PETIT EXERCICE A: Recopiez sans rien changer les lignes des relevés de coordonnées ci-dessous, de celle qui contient « bullet-text: The — [326, 609, 382, 643] » jusqu'à celle qui contient « footer-book-title: Maths Builder », ces deux lignes comprises.
---*---
Rolling Stone n°4
novembre 2008

William Sheller
(par Philippe Barbot)



Renouant avec sa réputation d’orfèvre pop, William Sheller délaisse piano solo et mélodies intimistes pour signer une symphonie rock largement influencée par ses héros sixties. Interview.


Ce matin, Monsieur William est fatigué, mais satisfait. Il pleut des hallebardes, l’orage inonde jusqu’au perron de sa maison et un journaliste squatte son salon, mais il n’en a cure. Car cette fois, ça y est, son disque est terminé. Hier, il est rentré de Londres avec, sous le bras, le précieux CD enfin masterisé. Trois ans déjà qu’il a entrepris l’écriture et l’enregistrement de cet album, une quête harassante qui a vu défiler moult musiciens dans plusieurs studios et même subi le remplacement de l’ingénieur du son. Le résultat s’intitule Avatars, première œuvre discographique de William Sheller depuis Epures, voici quatre ans. Un disque qui risque de surprendre plus d’un amateur frileux d’Un homme heureux. Cette fois, plus de piano solitaire ni de gammes intimes pour tourments égrenés, mais une véritable symphonie rock, une comédie musicale pop aux explosions à la fois organiques et électriques, avec ruissellements de cordes et solos de guitares, cuivres branques et breacks de batterie, chœurs distordus et effets stéréo. Quelque chose comme un mélange de Sgt Pepper’s et de Pet Sound, avec des bouts de Tommy dans les coins.
Quand on lui fait remarquer que l’ensemble sonne très opéra rock à la mode sixties, Monsieur William esquisse un sourire : « Il y a tant de musiciens aujourd’hui qui passent leur temps à imiter Oasis… Mieux vaut replonger à la source, surtout quand, comme moi, on a vécu cette période. » A l’époque, milieu des années soixante, tout frais émoulu du Conservatoire (1), le futur William Sheller se destinait sagement à une carrière de compositeur classique (2). Jusqu’au jour où il entend une chanson des Beatles intitulée A Hard day’s Night. Coup de foudre : « Cette musique, c’était ce dont je rêvais confusément ! ». Adieu solfège, contrepoint, harmonie, voilà notre Mozart en herbe qui rejoint un groupe de rock, lucidement baptisé The Worst, pour entreprendre une tournée des bases américaines de l’OTAN : « On était sacrément mauvais, on reprenait les Beatles, les Animals ou le Spencer Davis Group, devant un parterre de GI’s plus ou moins avinés. Moi je chantais et tapais dans un tambourin, il y avait un gars qui jouait d’un orgue Farfisa rose bonbon, au son épouvantable mais idéal pour reproduire le riff de 96 Tears de Question Mark. Le week-end, il y avait deux ou trois prostituées qui mettaient de l’ambiance, on avait droit au soldat bourré qui redemandait Yesterday  pour la cinquième fois, et de l’autre côté un énorme sergent black menaçait : "Si vous recommencez, je vous pète la gueule ! " C’est là que je me suis aperçu que le rock, ça ne s’apprend pas au conservatoire… »
---*---
PETIT EXERCICE B: Écrivez la suite de l'entretien avec William Sheller à partir de sa dernière phrase.

Relevés d'annotations de coordonnées
---*---
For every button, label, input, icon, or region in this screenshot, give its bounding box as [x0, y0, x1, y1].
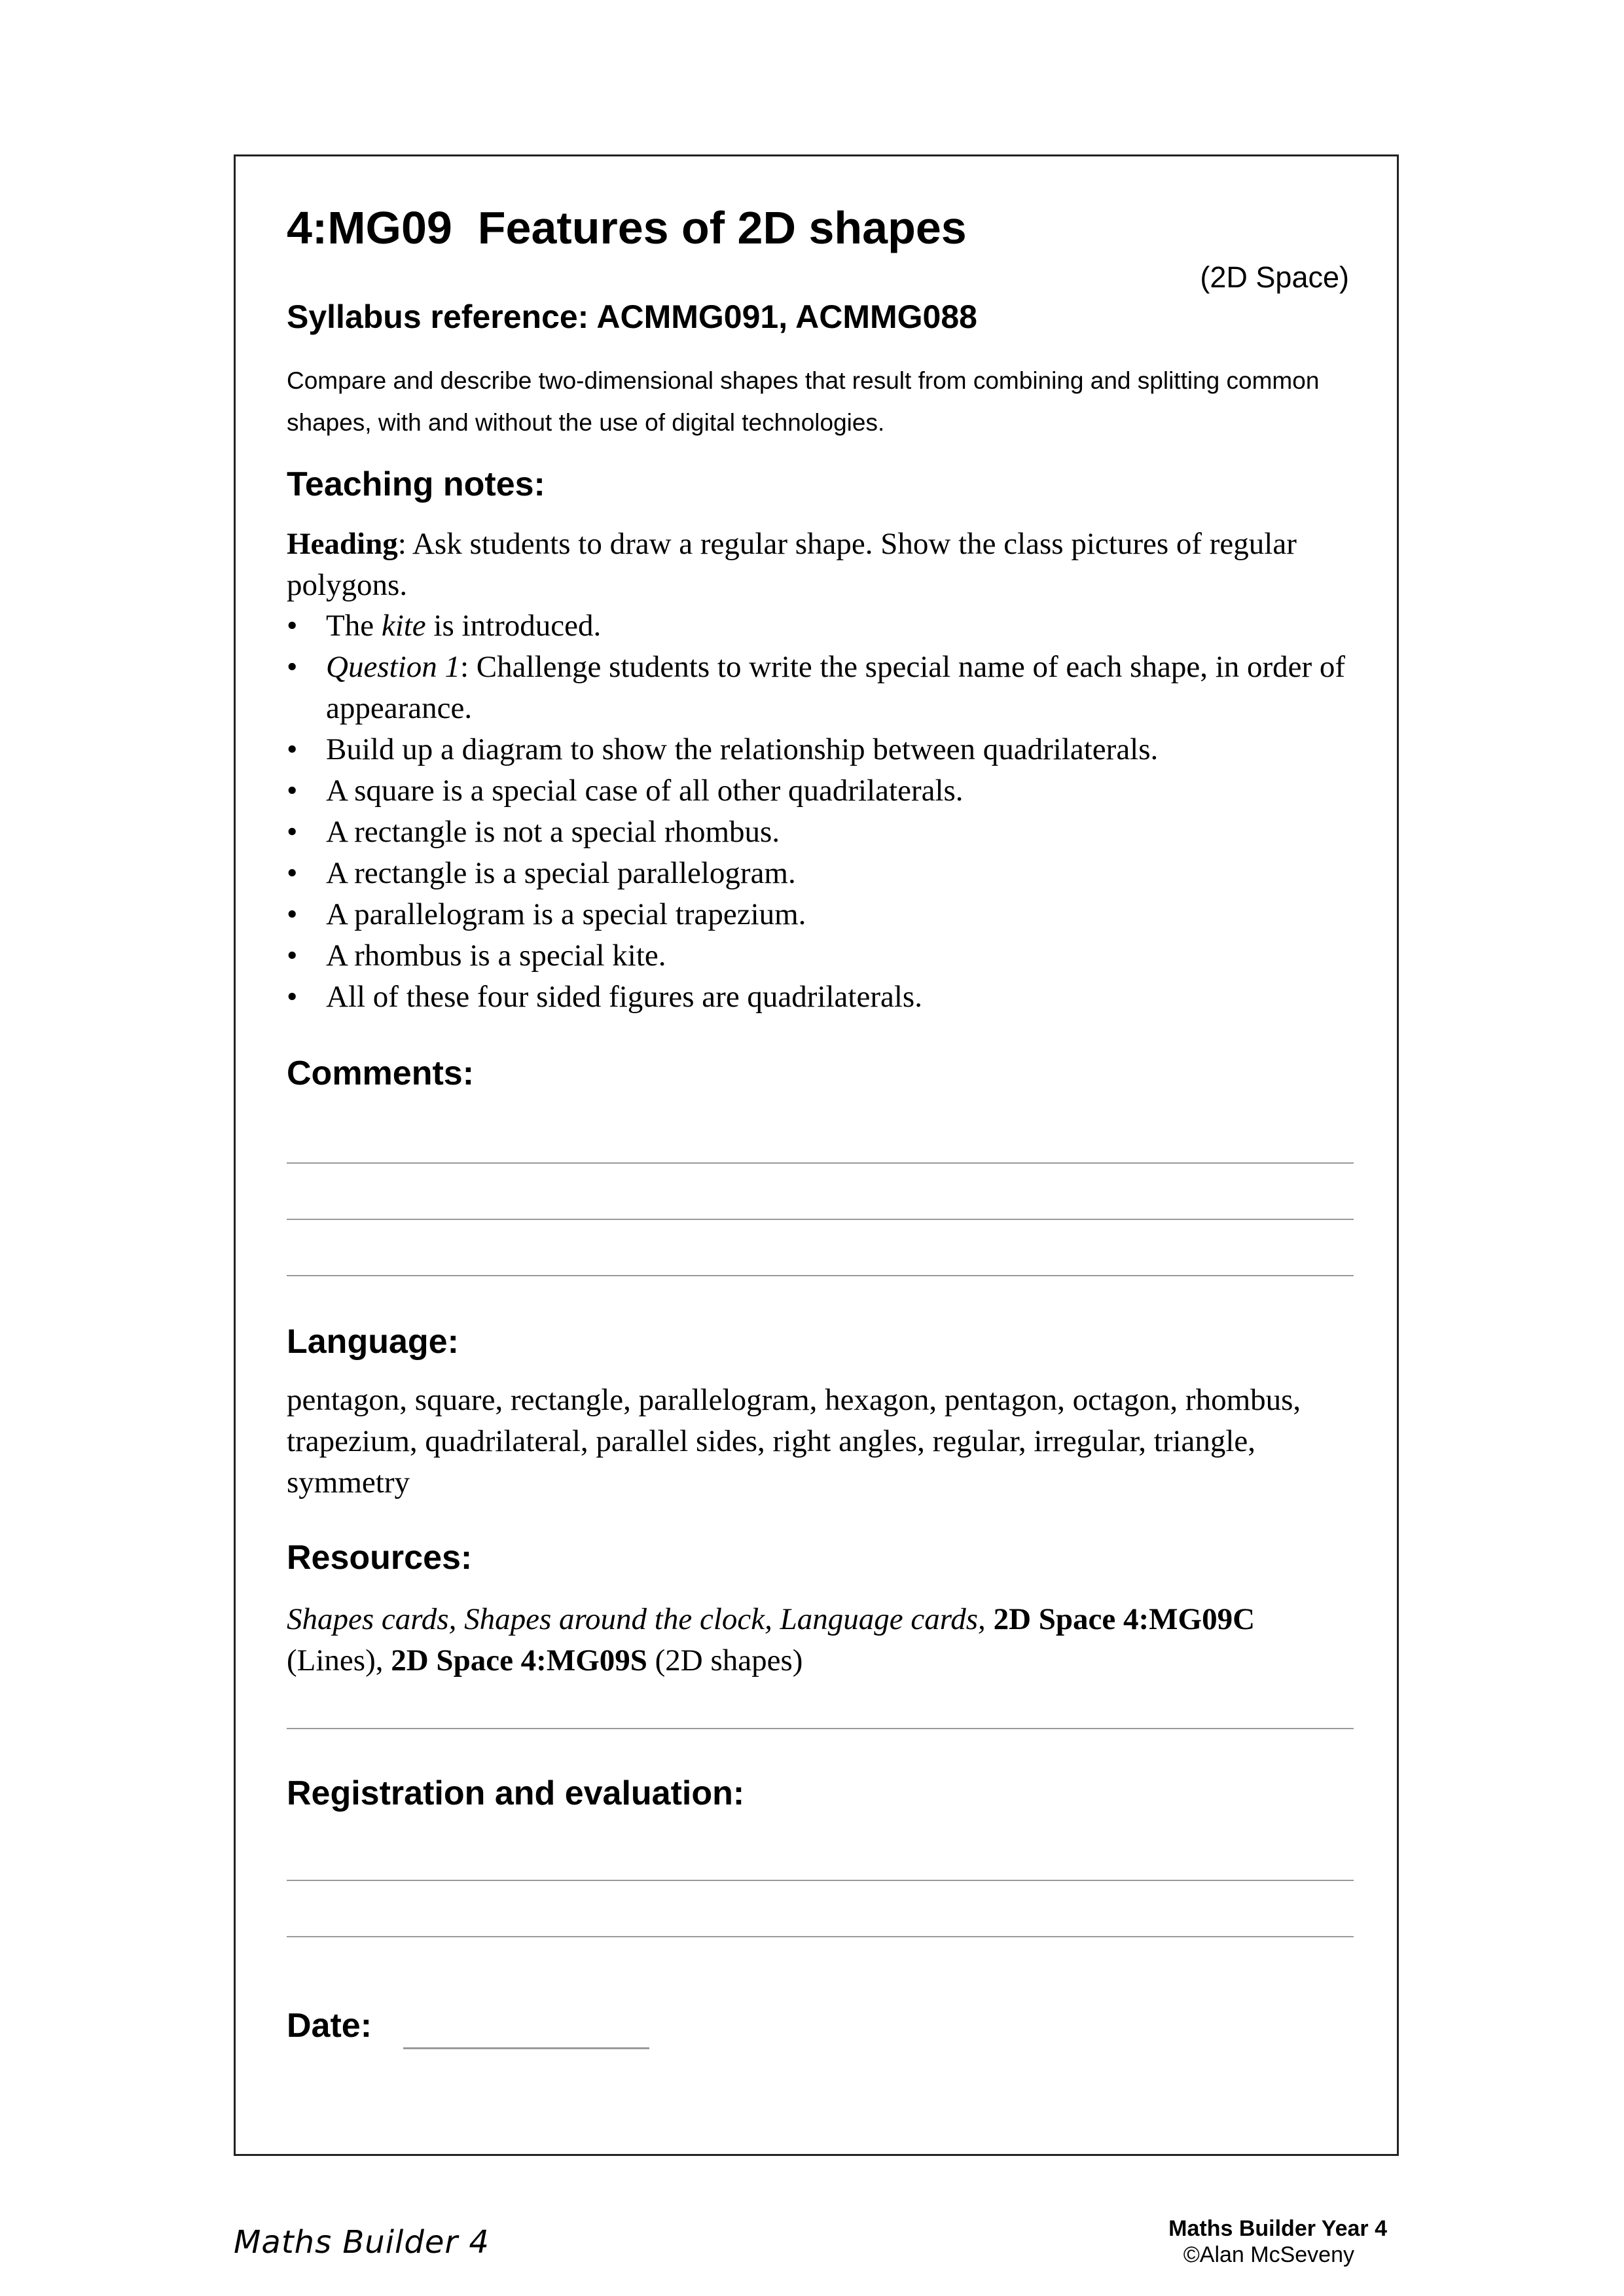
bullet-text: The — [326, 609, 382, 643]
resources-italic: Shapes cards, Shapes around the clock, Language cards, — [287, 1602, 986, 1636]
bullet-text: is introduced. — [425, 609, 602, 643]
registration-line — [287, 1880, 1354, 1881]
syllabus-reference: Syllabus reference: ACMMG091, ACMMG088 — [287, 298, 977, 335]
footer-book-title: Maths Builder Year 4 — [1168, 2216, 1387, 2241]
registration-line — [287, 1936, 1354, 1937]
list-item: • A rhombus is a special kite. — [287, 935, 1373, 977]
teaching-notes-list — [287, 605, 1373, 1018]
list-item — [287, 605, 1373, 647]
resources-heading: Resources: — [287, 1539, 473, 1577]
bullet-emphasis: kite — [381, 609, 426, 643]
language-terms: pentagon, square, rectangle, parallelogram, hexagon, pentagon, octagon, rhombus, trapezium, quadrilateral, parallel sides, right angles, regular, irregular, triangle, symmetry — [287, 1383, 1301, 1499]
footer-copyright: ©Alan McSeveny — [1183, 2242, 1354, 2267]
list-item: • A rectangle is not a special rhombus. — [287, 812, 1373, 853]
resource-note: (Lines), — [287, 1643, 384, 1677]
list-item: • A square is a special case of all other quadrilaterals. — [287, 770, 1373, 812]
page-title: 4:MG09 Features of 2D shapes — [287, 202, 967, 253]
comment-line — [287, 1219, 1354, 1220]
teaching-notes-intro — [287, 524, 1373, 606]
list-item: • All of these four sided figures are quadrilaterals. — [287, 977, 1373, 1018]
page-frame — [234, 154, 1399, 2156]
outcome-description: Compare and describe two-dimensional shapes that result from combining and splitting common shapes, with and without the use of digital technologies. — [287, 367, 1320, 436]
comment-line — [287, 1162, 1354, 1164]
teaching-notes-heading: Teaching notes: — [287, 465, 545, 503]
resource-code: 2D Space 4:MG09S — [391, 1643, 647, 1677]
list-item: • Build up a diagram to show the relationship between quadrilaterals. — [287, 729, 1373, 770]
footer-series: Maths Builder 4 — [234, 2224, 490, 2261]
strand-label: (2D Space) — [1200, 260, 1349, 294]
list-item — [287, 647, 1373, 729]
footer-credit — [1168, 2215, 1387, 2268]
date-label: Date: — [287, 2007, 372, 2045]
language-heading: Language: — [287, 1323, 459, 1361]
bullet-emphasis: Question 1 — [326, 650, 460, 684]
comment-line — [287, 1275, 1354, 1276]
resource-code: 2D Space 4:MG09C — [993, 1602, 1255, 1636]
comments-heading: Comments: — [287, 1054, 475, 1092]
registration-heading: Registration and evaluation: — [287, 1774, 745, 1812]
list-item: • A parallelogram is a special trapezium. — [287, 894, 1373, 935]
intro-label: Heading — [287, 527, 398, 561]
date-line — [403, 2047, 649, 2049]
resources-line — [287, 1728, 1354, 1729]
resources-text — [287, 1599, 1373, 1681]
bullet-text: : Challenge students to write the special name of each shape, in order of appearance. — [326, 650, 1346, 725]
resource-note: (2D shapes) — [655, 1643, 803, 1677]
list-item: • A rectangle is a special parallelogram. — [287, 853, 1373, 894]
intro-text: : Ask students to draw a regular shape. Show the class pictures of regular polygons. — [287, 527, 1297, 602]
---*---
RÉSULTAT OBTENU A:
bullet-text: The — [326, 609, 382, 643]
resources-italic: Shapes cards, Shapes around the clock, Language cards, — [287, 1602, 986, 1636]
bullet-text: is introduced. — [425, 609, 602, 643]
registration-line — [287, 1880, 1354, 1881]
syllabus-reference: Syllabus reference: ACMMG091, ACMMG088 — [287, 298, 977, 335]
footer-book-title: Maths Builder Year 4 — [1168, 2216, 1387, 2241]

RÉSULTAT OBTENU B:
Aujourd’hui, dans la cave-studio de monsieur William, non loin des ordinateurs et de la console de mixage, est soigneusement rangée la collection complète des cassettes vidéo de Mr Bean, de Tex Avery ou de la série Absolutely Fabulous. C’est que monsieur William a de multiples facettes. L’homme qui a pondu My year is a day, le tube 67 (3) du groupe américain Les Irrésistibles, serait-il le même que celui qui écrit, enregistre et fait jouer oratorios (4) et concertos ?  Quel rapport entre le compositeur de la musique du film Erotissimo et celui de Lux aeterna, une messe en latin ? Et que peuvent avoir en commun le chanteur yéyé qui publia voici quarante ans une scie intitulée Rock'n'dollars (5) (un tantinet inspirée, il l’avoue volontiers, de Monkberry Moon Delight de Paul McCartney) et l’artiste pianiste qui se produit parfois sur scène entouré d’un orchestre symphonique ?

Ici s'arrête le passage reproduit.